§ **PROBLEM DETAILS**:
Reproduce each line bearing the word "Extract".

§ **SUPPLIED DATA**:

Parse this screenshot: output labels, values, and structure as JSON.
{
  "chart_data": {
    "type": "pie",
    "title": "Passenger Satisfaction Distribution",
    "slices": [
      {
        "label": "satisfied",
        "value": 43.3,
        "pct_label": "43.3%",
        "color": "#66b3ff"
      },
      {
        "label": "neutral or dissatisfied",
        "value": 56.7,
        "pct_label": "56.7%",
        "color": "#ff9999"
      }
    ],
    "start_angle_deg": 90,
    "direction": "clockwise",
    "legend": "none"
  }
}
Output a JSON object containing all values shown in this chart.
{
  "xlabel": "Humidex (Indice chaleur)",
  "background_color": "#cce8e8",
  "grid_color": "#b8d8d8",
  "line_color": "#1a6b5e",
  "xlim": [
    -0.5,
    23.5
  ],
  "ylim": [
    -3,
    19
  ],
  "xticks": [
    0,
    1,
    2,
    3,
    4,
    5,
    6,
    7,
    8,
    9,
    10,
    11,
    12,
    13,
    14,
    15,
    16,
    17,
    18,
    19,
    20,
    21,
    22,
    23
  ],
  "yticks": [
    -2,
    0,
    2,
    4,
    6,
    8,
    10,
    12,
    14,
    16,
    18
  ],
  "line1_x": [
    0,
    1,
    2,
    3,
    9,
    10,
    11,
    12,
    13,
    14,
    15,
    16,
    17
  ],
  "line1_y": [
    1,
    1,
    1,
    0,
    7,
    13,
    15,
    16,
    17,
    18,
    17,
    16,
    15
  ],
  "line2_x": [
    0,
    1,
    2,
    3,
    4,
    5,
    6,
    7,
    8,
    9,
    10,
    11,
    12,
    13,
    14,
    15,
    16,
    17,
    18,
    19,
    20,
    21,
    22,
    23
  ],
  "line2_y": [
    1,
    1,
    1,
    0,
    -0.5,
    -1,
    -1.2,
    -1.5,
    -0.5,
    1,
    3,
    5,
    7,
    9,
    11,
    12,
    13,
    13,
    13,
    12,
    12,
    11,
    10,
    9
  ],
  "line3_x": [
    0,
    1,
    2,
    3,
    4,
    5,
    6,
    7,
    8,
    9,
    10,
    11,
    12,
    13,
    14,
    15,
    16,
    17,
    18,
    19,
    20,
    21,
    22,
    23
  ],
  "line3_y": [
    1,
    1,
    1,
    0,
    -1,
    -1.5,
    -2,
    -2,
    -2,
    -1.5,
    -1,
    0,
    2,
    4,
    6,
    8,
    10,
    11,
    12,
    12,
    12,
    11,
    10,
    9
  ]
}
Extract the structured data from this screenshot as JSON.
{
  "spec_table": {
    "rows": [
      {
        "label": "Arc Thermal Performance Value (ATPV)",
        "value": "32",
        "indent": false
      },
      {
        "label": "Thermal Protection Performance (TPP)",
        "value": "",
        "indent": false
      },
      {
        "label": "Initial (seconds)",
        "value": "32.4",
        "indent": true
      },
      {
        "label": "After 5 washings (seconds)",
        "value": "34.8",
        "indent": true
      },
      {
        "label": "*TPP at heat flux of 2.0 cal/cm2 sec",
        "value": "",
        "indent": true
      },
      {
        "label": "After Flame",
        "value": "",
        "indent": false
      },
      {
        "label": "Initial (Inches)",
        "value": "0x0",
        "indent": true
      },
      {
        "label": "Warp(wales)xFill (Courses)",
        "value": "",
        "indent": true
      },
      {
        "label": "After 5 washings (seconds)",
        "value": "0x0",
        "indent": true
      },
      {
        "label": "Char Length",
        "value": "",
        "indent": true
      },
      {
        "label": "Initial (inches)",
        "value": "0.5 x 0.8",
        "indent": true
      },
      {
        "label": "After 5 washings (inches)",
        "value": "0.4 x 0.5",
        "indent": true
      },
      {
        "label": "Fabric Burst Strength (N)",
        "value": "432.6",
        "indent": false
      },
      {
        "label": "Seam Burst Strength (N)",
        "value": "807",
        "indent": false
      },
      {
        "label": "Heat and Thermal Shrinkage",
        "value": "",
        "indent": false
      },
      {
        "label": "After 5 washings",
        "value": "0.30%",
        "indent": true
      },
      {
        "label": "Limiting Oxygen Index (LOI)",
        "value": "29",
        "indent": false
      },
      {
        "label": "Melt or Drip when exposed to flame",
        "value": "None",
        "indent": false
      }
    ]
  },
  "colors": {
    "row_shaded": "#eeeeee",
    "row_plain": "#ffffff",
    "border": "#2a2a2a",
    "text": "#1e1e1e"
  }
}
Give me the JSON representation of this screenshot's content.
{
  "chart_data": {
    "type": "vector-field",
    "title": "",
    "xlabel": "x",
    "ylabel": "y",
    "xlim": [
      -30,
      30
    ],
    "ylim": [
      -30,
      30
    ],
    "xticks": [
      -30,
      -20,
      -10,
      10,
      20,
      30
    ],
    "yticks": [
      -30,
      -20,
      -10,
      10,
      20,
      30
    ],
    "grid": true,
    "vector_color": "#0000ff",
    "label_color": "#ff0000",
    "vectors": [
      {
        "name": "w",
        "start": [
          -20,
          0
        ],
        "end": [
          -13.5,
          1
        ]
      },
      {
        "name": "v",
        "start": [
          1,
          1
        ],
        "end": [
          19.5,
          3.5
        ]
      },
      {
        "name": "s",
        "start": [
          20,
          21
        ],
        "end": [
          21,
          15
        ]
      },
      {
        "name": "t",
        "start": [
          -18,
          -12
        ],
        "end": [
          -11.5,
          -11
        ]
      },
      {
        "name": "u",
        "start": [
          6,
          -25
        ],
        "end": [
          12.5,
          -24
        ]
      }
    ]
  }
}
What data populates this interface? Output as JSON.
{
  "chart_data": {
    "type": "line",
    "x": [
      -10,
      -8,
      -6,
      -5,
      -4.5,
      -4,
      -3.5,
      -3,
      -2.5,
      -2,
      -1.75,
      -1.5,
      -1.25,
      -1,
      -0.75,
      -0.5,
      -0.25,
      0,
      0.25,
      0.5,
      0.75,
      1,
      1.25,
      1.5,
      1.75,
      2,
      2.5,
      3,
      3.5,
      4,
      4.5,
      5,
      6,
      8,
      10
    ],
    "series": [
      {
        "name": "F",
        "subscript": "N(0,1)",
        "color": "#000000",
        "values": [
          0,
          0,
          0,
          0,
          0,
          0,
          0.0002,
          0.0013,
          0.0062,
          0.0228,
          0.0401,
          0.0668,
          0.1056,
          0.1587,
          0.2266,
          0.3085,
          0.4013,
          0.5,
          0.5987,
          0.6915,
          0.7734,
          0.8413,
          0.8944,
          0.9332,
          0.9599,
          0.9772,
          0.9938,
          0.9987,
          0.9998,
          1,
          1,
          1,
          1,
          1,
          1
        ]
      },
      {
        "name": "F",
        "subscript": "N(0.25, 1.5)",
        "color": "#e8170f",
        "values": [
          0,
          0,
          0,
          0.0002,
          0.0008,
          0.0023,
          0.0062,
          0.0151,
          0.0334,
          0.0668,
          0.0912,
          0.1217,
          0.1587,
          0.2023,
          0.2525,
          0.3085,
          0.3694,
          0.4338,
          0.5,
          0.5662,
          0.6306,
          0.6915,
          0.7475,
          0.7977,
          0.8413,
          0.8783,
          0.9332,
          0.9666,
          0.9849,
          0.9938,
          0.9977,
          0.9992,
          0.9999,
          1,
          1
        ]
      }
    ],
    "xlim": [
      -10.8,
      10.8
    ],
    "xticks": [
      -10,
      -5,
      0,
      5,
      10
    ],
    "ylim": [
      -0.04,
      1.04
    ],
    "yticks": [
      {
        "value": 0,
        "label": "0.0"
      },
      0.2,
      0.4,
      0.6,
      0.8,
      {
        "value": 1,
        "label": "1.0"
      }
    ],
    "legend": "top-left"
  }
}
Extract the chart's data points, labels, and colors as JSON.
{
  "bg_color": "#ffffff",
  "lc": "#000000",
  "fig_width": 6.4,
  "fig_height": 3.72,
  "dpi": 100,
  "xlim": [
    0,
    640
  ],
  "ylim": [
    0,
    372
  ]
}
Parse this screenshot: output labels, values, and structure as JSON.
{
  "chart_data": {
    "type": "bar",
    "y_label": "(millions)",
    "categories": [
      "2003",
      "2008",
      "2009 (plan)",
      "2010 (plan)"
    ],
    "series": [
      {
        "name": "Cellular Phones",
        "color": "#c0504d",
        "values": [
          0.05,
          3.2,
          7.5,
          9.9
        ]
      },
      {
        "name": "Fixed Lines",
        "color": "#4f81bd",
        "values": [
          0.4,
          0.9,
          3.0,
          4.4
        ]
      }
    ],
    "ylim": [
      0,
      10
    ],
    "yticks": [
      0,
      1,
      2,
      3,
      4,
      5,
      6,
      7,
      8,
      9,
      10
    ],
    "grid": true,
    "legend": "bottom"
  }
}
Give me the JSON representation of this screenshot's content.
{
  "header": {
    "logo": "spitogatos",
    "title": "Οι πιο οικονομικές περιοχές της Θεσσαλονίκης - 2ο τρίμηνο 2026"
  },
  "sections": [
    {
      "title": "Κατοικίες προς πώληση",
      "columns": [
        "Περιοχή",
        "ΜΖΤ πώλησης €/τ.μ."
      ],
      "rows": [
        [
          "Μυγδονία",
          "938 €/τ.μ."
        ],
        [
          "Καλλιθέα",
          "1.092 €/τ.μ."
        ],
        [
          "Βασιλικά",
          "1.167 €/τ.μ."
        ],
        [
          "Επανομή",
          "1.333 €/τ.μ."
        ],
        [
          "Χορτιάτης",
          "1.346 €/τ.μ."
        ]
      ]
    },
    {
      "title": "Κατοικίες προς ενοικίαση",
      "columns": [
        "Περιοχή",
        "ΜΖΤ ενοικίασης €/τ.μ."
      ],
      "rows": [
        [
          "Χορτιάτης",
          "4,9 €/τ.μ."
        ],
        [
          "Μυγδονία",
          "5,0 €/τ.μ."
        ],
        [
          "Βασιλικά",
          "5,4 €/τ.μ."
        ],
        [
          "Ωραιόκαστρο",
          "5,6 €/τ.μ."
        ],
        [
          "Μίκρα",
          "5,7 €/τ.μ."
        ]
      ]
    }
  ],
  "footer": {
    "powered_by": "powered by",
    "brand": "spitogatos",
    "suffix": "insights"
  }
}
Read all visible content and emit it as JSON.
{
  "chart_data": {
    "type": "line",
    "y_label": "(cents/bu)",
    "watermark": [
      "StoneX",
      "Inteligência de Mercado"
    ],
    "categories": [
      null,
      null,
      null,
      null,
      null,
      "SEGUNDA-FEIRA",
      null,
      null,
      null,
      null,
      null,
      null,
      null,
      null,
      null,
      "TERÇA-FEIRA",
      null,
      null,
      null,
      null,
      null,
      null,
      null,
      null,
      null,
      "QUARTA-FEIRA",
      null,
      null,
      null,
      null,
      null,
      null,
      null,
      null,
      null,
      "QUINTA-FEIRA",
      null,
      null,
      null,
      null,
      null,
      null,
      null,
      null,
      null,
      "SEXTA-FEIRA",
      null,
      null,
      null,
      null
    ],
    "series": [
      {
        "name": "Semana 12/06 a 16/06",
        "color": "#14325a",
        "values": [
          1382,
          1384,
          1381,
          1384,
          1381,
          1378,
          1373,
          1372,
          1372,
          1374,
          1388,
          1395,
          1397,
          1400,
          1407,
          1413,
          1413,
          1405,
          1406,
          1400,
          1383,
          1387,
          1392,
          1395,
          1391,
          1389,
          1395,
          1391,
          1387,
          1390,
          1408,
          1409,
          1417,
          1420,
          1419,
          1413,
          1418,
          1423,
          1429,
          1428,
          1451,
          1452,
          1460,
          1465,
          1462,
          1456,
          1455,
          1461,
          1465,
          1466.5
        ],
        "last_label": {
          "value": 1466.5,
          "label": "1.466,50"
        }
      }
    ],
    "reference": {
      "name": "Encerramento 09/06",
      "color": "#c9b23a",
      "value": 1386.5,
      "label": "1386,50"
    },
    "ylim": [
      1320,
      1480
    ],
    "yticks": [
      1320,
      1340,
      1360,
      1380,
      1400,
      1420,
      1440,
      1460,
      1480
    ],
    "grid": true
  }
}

§ **FULL OUTPUT**:
Extract the structured data from this screenshot as JSON.
Extract the chart's data points, labels, and colors as JSON.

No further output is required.